Written instruction: Find the word "editorial" in the material below and gather every line that contains it.

(Data extracted from a collection)
______
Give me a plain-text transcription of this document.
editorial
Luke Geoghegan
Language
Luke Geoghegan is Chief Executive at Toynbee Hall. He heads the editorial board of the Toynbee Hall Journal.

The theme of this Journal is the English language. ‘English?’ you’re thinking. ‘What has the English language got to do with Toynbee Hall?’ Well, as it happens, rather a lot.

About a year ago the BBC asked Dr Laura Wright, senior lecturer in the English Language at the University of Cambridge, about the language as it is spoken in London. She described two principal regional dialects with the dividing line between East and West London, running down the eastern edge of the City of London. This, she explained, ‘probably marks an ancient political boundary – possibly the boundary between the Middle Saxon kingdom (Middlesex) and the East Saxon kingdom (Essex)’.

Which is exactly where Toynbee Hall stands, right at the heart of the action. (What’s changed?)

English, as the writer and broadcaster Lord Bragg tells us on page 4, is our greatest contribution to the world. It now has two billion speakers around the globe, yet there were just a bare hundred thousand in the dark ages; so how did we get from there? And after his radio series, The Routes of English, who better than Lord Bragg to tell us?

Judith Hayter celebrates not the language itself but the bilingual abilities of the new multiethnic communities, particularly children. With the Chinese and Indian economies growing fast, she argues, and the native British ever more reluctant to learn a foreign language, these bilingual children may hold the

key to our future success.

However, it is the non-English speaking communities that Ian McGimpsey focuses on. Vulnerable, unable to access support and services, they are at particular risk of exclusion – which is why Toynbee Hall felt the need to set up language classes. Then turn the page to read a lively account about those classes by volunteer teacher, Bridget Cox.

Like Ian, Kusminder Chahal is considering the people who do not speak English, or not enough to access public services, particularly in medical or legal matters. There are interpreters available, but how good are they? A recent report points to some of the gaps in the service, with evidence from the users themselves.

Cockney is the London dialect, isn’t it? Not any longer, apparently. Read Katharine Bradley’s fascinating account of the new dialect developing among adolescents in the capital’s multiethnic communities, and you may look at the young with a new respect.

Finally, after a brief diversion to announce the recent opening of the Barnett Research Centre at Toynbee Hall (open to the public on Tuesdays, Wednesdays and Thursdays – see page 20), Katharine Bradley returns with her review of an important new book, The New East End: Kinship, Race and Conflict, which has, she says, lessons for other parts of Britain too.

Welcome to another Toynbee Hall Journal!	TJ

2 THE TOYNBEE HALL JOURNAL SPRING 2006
______
Final answer:
editorial
Luke Geoghegan is Chief Executive at Toynbee Hall. He heads the editorial board of the Toynbee Hall Journal.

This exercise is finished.